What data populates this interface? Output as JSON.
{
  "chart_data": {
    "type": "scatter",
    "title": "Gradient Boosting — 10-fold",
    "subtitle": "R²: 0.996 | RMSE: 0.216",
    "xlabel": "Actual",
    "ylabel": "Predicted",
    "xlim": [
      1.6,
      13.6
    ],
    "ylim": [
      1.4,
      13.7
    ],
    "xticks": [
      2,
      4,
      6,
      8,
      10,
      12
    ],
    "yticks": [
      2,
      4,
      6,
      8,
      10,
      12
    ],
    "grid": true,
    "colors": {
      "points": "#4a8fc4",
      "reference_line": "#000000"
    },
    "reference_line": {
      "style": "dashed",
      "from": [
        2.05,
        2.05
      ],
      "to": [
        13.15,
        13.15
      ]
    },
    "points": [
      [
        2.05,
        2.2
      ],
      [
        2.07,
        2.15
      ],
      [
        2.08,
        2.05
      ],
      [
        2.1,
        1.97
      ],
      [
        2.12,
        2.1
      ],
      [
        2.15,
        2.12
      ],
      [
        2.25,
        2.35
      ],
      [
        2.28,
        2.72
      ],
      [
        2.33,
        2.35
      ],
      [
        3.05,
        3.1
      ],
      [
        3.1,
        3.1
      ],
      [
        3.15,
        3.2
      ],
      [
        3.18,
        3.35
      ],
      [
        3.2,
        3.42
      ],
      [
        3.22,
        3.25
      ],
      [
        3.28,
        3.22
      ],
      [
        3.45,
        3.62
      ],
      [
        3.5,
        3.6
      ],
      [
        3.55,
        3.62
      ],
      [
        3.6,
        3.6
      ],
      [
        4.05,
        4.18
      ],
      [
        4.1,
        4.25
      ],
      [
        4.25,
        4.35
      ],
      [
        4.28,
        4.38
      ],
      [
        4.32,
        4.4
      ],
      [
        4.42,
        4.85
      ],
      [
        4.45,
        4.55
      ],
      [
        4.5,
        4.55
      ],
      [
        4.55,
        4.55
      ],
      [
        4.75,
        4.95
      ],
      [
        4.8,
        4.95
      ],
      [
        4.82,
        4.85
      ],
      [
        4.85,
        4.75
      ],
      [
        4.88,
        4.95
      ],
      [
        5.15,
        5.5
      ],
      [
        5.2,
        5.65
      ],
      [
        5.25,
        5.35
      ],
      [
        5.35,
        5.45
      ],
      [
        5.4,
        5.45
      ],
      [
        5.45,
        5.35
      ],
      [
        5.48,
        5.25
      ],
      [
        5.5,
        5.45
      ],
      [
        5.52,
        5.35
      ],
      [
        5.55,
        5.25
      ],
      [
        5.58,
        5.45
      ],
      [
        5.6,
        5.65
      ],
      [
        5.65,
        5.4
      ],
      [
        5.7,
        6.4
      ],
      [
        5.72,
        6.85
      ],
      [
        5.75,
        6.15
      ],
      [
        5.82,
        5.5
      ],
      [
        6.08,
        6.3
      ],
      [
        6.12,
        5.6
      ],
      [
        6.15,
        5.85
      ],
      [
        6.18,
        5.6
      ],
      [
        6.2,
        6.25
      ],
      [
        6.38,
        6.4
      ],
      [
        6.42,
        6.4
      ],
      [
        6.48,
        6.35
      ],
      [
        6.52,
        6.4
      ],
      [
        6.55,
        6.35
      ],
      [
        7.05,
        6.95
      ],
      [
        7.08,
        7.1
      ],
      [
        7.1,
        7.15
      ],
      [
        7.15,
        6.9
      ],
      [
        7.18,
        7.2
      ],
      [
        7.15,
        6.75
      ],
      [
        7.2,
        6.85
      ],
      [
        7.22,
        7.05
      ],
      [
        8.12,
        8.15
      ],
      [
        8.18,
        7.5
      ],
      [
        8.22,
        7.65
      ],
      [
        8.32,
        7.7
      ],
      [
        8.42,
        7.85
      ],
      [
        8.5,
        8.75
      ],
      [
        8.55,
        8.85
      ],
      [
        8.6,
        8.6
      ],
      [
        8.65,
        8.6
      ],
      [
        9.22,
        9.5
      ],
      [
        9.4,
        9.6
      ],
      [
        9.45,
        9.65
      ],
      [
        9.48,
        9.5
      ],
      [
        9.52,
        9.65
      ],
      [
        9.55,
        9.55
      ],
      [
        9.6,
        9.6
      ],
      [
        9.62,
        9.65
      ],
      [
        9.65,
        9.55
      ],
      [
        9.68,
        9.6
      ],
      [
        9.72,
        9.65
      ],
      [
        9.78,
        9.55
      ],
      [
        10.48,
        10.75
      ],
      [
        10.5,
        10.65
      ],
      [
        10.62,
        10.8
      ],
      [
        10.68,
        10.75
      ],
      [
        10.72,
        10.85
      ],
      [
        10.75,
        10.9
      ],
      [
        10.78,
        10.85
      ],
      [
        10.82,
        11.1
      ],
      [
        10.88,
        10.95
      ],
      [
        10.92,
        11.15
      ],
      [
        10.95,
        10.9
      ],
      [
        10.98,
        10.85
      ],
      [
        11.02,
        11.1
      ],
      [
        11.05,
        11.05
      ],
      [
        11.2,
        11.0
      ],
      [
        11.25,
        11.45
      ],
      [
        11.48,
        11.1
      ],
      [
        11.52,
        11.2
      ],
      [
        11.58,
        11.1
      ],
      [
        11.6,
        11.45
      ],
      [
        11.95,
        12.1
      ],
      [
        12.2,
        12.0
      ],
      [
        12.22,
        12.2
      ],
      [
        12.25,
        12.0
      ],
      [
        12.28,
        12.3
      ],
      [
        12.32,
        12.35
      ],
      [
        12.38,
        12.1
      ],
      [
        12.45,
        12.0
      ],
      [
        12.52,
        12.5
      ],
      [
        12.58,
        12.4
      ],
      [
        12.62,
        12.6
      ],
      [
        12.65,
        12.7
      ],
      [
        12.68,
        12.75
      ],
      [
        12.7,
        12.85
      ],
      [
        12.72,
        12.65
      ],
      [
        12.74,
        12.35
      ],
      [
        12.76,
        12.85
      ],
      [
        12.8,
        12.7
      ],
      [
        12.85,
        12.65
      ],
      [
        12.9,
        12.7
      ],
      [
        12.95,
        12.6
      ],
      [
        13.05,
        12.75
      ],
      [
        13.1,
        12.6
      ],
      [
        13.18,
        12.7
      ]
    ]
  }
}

----

» **Written problem**:
The data above must be returned in full, exactly as written.

» **Exercise response**:
What data populates this interface? Output as JSON.
{
  "chart_data": {
    "type": "scatter",
    "title": "Gradient Boosting — 10-fold",
    "subtitle": "R²: 0.996 | RMSE: 0.216",
    "xlabel": "Actual",
    "ylabel": "Predicted",
    "xlim": [
      1.6,
      13.6
    ],
    "ylim": [
      1.4,
      13.7
    ],
    "xticks": [
      2,
      4,
      6,
      8,
      10,
      12
    ],
    "yticks": [
      2,
      4,
      6,
      8,
      10,
      12
    ],
    "grid": true,
    "colors": {
      "points": "#4a8fc4",
      "reference_line": "#000000"
    },
    "reference_line": {
      "style": "dashed",
      "from": [
        2.05,
        2.05
      ],
      "to": [
        13.15,
        13.15
      ]
    },
    "points": [
      [
        2.05,
        2.2
      ],
      [
        2.07,
        2.15
      ],
      [
        2.08,
        2.05
      ],
      [
        2.1,
        1.97
      ],
      [
        2.12,
        2.1
      ],
      [
        2.15,
        2.12
      ],
      [
        2.25,
        2.35
      ],
      [
        2.28,
        2.72
      ],
      [
        2.33,
        2.35
      ],
      [
        3.05,
        3.1
      ],
      [
        3.1,
        3.1
      ],
      [
        3.15,
        3.2
      ],
      [
        3.18,
        3.35
      ],
      [
        3.2,
        3.42
      ],
      [
        3.22,
        3.25
      ],
      [
        3.28,
        3.22
      ],
      [
        3.45,
        3.62
      ],
      [
        3.5,
        3.6
      ],
      [
        3.55,
        3.62
      ],
      [
        3.6,
        3.6
      ],
      [
        4.05,
        4.18
      ],
      [
        4.1,
        4.25
      ],
      [
        4.25,
        4.35
      ],
      [
        4.28,
        4.38
      ],
      [
        4.32,
        4.4
      ],
      [
        4.42,
        4.85
      ],
      [
        4.45,
        4.55
      ],
      [
        4.5,
        4.55
      ],
      [
        4.55,
        4.55
      ],
      [
        4.75,
        4.95
      ],
      [
        4.8,
        4.95
      ],
      [
        4.82,
        4.85
      ],
      [
        4.85,
        4.75
      ],
      [
        4.88,
        4.95
      ],
      [
        5.15,
        5.5
      ],
      [
        5.2,
        5.65
      ],
      [
        5.25,
        5.35
      ],
      [
        5.35,
        5.45
      ],
      [
        5.4,
        5.45
      ],
      [
        5.45,
        5.35
      ],
      [
        5.48,
        5.25
      ],
      [
        5.5,
        5.45
      ],
      [
        5.52,
        5.35
      ],
      [
        5.55,
        5.25
      ],
      [
        5.58,
        5.45
      ],
      [
        5.6,
        5.65
      ],
      [
        5.65,
        5.4
      ],
      [
        5.7,
        6.4
      ],
      [
        5.72,
        6.85
      ],
      [
        5.75,
        6.15
      ],
      [
        5.82,
        5.5
      ],
      [
        6.08,
        6.3
      ],
      [
        6.12,
        5.6
      ],
      [
        6.15,
        5.85
      ],
      [
        6.18,
        5.6
      ],
      [
        6.2,
        6.25
      ],
      [
        6.38,
        6.4
      ],
      [
        6.42,
        6.4
      ],
      [
        6.48,
        6.35
      ],
      [
        6.52,
        6.4
      ],
      [
        6.55,
        6.35
      ],
      [
        7.05,
        6.95
      ],
      [
        7.08,
        7.1
      ],
      [
        7.1,
        7.15
      ],
      [
        7.15,
        6.9
      ],
      [
        7.18,
        7.2
      ],
      [
        7.15,
        6.75
      ],
      [
        7.2,
        6.85
      ],
      [
        7.22,
        7.05
      ],
      [
        8.12,
        8.15
      ],
      [
        8.18,
        7.5
      ],
      [
        8.22,
        7.65
      ],
      [
        8.32,
        7.7
      ],
      [
        8.42,
        7.85
      ],
      [
        8.5,
        8.75
      ],
      [
        8.55,
        8.85
      ],
      [
        8.6,
        8.6
      ],
      [
        8.65,
        8.6
      ],
      [
        9.22,
        9.5
      ],
      [
        9.4,
        9.6
      ],
      [
        9.45,
        9.65
      ],
      [
        9.48,
        9.5
      ],
      [
        9.52,
        9.65
      ],
      [
        9.55,
        9.55
      ],
      [
        9.6,
        9.6
      ],
      [
        9.62,
        9.65
      ],
      [
        9.65,
        9.55
      ],
      [
        9.68,
        9.6
      ],
      [
        9.72,
        9.65
      ],
      [
        9.78,
        9.55
      ],
      [
        10.48,
        10.75
      ],
      [
        10.5,
        10.65
      ],
      [
        10.62,
        10.8
      ],
      [
        10.68,
        10.75
      ],
      [
        10.72,
        10.85
      ],
      [
        10.75,
        10.9
      ],
      [
        10.78,
        10.85
      ],
      [
        10.82,
        11.1
      ],
      [
        10.88,
        10.95
      ],
      [
        10.92,
        11.15
      ],
      [
        10.95,
        10.9
      ],
      [
        10.98,
        10.85
      ],
      [
        11.02,
        11.1
      ],
      [
        11.05,
        11.05
      ],
      [
        11.2,
        11.0
      ],
      [
        11.25,
        11.45
      ],
      [
        11.48,
        11.1
      ],
      [
        11.52,
        11.2
      ],
      [
        11.58,
        11.1
      ],
      [
        11.6,
        11.45
      ],
      [
        11.95,
        12.1
      ],
      [
        12.2,
        12.0
      ],
      [
        12.22,
        12.2
      ],
      [
        12.25,
        12.0
      ],
      [
        12.28,
        12.3
      ],
      [
        12.32,
        12.35
      ],
      [
        12.38,
        12.1
      ],
      [
        12.45,
        12.0
      ],
      [
        12.52,
        12.5
      ],
      [
        12.58,
        12.4
      ],
      [
        12.62,
        12.6
      ],
      [
        12.65,
        12.7
      ],
      [
        12.68,
        12.75
      ],
      [
        12.7,
        12.85
      ],
      [
        12.72,
        12.65
      ],
      [
        12.74,
        12.35
      ],
      [
        12.76,
        12.85
      ],
      [
        12.8,
        12.7
      ],
      [
        12.85,
        12.65
      ],
      [
        12.9,
        12.7
      ],
      [
        12.95,
        12.6
      ],
      [
        13.05,
        12.75
      ],
      [
        13.1,
        12.6
      ],
      [
        13.18,
        12.7
      ]
    ]
  }
}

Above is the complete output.